__AIM OF THE TASK__.
Copy out the items word for word, from the first line down through the line containing "slider-track[interactable] bbox=[370, 573, 784, 580]".

__DATA TO USE__.

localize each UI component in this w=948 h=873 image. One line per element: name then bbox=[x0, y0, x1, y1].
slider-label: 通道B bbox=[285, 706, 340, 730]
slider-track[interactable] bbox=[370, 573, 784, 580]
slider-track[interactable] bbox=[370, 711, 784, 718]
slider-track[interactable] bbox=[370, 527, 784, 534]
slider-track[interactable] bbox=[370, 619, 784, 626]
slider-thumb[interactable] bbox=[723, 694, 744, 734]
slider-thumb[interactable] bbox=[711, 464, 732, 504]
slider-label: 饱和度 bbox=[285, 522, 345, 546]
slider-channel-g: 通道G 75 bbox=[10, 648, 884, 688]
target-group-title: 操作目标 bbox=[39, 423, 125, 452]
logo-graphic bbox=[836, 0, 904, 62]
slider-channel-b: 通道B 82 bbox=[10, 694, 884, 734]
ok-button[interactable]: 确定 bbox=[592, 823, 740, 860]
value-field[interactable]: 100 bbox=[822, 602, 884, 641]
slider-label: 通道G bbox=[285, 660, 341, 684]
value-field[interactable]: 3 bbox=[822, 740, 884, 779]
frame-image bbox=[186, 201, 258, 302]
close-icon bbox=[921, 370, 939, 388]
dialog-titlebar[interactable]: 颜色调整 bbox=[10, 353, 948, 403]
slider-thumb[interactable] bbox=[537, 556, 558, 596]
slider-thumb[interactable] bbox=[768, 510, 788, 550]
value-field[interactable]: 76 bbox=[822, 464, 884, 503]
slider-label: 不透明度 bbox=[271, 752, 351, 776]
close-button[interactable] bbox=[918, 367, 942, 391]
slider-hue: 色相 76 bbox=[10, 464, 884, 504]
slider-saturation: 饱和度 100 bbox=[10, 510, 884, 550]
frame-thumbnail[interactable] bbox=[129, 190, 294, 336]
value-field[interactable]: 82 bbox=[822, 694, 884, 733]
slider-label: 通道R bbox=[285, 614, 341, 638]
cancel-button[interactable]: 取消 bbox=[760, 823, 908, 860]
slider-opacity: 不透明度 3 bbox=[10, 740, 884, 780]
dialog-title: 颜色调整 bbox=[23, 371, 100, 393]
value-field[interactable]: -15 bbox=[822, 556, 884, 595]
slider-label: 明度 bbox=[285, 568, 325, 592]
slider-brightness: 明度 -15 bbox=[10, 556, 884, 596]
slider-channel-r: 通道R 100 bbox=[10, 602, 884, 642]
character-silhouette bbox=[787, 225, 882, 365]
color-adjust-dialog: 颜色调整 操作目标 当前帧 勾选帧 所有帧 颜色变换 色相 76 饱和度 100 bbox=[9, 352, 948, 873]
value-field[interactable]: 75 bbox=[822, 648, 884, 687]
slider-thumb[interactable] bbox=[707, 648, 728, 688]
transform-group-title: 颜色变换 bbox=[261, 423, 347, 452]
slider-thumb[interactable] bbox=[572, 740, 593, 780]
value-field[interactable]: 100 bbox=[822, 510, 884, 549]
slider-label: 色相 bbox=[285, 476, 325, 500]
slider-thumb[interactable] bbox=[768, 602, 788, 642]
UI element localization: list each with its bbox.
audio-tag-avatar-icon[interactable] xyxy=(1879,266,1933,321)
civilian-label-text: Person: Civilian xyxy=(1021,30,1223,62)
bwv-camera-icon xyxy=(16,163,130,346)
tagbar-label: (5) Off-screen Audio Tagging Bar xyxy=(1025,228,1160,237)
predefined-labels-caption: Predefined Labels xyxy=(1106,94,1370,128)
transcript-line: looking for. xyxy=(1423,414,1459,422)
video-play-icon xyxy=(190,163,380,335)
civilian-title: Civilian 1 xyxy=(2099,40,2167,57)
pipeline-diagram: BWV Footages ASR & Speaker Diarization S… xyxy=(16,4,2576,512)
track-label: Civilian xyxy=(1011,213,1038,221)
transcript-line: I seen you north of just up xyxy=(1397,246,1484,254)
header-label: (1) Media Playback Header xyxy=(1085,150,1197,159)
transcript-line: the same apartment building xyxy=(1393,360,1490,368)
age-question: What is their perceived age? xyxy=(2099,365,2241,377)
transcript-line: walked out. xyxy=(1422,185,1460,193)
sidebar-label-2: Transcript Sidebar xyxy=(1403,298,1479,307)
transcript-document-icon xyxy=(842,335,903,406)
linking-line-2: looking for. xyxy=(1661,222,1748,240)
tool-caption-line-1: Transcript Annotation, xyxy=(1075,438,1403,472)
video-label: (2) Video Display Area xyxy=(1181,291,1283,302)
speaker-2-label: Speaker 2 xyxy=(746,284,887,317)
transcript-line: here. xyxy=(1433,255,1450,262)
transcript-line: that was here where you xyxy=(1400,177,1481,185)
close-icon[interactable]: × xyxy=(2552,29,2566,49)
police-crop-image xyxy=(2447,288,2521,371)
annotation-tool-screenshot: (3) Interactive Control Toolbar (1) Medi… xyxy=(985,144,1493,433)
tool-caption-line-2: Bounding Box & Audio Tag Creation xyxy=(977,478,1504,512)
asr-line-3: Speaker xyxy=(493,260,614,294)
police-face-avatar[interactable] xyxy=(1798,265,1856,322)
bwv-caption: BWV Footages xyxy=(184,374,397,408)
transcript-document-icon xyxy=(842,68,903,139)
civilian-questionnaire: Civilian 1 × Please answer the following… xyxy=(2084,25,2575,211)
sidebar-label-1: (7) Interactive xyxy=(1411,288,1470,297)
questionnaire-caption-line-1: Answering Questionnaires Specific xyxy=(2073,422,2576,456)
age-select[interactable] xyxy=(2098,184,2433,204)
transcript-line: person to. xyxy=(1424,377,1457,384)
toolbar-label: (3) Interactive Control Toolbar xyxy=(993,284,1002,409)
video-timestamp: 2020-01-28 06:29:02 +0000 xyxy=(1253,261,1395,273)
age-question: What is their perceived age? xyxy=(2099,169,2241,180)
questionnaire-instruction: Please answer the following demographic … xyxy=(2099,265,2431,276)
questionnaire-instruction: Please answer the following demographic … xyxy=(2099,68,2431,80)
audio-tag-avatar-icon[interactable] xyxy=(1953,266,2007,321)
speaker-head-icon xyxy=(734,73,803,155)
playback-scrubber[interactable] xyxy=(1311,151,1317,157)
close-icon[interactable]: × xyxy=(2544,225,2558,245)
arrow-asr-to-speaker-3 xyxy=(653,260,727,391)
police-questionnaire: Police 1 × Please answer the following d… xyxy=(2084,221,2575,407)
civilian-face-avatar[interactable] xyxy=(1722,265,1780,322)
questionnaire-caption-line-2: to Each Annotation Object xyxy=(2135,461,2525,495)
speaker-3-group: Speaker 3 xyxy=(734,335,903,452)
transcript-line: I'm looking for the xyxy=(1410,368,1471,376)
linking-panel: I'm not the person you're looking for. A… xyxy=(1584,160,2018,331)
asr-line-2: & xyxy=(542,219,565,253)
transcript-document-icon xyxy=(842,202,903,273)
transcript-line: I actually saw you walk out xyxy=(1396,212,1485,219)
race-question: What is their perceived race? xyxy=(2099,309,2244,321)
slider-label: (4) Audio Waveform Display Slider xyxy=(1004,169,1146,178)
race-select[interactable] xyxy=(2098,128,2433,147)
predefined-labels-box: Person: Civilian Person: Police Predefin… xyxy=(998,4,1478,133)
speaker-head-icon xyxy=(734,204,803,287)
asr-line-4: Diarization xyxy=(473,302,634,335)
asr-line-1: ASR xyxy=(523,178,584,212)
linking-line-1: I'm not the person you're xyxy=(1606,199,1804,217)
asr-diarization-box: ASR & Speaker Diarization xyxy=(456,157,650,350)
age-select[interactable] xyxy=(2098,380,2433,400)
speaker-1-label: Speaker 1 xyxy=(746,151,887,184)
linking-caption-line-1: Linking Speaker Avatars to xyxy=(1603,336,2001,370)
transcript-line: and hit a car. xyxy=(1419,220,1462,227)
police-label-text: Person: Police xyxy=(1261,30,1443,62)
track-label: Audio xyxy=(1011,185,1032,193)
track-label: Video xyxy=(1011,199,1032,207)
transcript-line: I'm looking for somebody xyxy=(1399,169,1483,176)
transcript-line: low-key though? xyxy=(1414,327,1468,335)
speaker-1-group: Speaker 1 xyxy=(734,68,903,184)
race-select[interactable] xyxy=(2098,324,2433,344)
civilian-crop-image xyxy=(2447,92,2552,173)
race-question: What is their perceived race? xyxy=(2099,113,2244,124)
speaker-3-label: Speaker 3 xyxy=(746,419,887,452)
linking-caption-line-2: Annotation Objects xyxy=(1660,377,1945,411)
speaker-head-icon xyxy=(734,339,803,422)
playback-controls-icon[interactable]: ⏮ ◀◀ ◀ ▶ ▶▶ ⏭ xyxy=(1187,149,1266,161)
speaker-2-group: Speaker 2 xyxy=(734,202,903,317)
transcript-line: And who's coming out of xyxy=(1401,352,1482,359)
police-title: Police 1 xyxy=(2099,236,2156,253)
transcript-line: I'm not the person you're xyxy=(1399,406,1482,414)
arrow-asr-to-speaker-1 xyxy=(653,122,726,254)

__RESULT BELOW__.
localize each UI component in this w=948 h=873 image. One line per element: name then bbox=[x0, y0, x1, y1].
slider-label: 通道B bbox=[285, 706, 340, 730]
slider-track[interactable] bbox=[370, 573, 784, 580]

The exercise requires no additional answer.